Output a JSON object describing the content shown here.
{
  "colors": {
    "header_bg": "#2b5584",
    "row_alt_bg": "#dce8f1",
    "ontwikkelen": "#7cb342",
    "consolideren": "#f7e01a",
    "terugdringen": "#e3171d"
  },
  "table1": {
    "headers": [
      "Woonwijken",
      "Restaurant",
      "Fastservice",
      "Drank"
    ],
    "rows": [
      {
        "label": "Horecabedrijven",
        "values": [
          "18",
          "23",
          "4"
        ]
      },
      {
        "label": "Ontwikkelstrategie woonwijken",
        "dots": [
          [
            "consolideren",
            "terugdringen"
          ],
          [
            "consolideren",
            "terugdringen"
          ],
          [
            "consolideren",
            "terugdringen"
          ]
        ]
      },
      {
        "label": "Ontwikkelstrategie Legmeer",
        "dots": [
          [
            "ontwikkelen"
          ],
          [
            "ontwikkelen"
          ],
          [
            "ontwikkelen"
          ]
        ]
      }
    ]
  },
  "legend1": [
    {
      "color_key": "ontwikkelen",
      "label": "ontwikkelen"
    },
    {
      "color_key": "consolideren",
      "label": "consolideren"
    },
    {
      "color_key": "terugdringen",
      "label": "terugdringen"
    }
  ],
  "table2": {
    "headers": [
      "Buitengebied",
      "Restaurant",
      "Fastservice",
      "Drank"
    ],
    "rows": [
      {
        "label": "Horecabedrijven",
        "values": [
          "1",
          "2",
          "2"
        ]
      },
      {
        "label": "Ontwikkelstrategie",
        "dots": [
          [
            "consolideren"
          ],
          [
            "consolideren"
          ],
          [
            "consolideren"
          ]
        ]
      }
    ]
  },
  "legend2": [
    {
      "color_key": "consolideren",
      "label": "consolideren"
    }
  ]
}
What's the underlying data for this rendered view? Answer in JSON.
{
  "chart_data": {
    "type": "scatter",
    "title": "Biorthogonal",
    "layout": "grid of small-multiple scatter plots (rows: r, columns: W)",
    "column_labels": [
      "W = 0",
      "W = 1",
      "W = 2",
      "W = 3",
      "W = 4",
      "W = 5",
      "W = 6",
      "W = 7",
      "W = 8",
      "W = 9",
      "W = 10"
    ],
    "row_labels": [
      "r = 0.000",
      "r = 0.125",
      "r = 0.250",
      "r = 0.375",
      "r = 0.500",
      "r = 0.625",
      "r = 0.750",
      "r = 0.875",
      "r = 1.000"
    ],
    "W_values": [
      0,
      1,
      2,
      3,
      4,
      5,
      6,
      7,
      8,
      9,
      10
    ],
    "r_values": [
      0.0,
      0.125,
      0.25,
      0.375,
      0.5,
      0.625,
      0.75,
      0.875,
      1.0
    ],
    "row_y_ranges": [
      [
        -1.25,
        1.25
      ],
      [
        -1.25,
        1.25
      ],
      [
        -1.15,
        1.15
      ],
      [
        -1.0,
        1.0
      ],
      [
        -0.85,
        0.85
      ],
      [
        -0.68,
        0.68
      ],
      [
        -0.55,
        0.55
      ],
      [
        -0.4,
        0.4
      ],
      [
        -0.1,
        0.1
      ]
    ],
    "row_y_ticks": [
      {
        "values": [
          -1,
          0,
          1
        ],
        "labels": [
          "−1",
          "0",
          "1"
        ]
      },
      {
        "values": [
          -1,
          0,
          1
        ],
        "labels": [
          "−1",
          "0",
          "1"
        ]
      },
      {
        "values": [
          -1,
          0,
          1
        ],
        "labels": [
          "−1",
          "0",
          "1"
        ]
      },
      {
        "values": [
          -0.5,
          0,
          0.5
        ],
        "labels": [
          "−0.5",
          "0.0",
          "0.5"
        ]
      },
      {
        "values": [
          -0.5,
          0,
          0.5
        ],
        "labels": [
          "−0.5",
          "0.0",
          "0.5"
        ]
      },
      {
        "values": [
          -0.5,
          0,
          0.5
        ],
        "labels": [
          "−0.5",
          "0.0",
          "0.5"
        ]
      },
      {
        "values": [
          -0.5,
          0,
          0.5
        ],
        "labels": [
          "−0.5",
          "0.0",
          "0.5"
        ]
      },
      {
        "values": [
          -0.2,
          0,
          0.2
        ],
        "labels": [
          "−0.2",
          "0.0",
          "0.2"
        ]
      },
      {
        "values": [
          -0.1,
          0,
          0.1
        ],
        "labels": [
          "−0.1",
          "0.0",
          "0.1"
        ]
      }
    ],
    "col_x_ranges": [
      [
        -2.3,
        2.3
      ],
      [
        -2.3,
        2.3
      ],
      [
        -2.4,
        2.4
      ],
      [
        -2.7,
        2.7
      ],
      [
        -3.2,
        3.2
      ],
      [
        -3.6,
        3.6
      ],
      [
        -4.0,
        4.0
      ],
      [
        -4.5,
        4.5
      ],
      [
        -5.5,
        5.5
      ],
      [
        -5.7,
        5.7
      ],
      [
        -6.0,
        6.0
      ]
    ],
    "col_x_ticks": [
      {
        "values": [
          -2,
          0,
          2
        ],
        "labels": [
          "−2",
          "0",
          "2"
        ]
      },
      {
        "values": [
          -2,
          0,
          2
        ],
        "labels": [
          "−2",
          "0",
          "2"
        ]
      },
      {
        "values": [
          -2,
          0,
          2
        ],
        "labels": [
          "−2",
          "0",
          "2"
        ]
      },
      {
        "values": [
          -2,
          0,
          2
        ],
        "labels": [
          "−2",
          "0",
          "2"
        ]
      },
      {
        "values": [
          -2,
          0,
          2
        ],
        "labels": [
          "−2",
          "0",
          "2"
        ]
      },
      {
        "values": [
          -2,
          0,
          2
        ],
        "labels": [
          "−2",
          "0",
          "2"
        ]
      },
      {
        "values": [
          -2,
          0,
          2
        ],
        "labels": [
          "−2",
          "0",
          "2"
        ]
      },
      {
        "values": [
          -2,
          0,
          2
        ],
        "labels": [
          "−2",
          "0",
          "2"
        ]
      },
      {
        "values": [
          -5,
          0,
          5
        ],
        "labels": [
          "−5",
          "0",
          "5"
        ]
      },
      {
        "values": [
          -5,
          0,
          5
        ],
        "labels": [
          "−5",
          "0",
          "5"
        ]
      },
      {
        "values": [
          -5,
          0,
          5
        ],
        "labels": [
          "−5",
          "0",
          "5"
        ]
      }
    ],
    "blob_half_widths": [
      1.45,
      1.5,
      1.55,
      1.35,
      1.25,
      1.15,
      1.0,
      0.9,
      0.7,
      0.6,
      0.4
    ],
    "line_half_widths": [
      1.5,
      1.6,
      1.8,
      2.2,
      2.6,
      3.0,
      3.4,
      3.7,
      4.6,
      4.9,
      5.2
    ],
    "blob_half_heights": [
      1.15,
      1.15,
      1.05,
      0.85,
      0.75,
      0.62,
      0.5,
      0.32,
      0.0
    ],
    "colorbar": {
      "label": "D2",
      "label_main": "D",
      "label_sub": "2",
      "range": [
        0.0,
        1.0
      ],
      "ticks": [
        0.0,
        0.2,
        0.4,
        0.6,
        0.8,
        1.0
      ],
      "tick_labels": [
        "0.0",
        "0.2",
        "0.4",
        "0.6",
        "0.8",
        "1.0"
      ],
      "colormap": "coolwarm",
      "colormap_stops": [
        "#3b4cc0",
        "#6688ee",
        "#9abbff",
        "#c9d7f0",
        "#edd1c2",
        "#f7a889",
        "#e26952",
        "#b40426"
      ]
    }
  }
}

§

» WHAT THIS TASK INVOLVES
Each line containing the word "scatter" counts once; report the total alone.

» EXERCISE ANSWER
2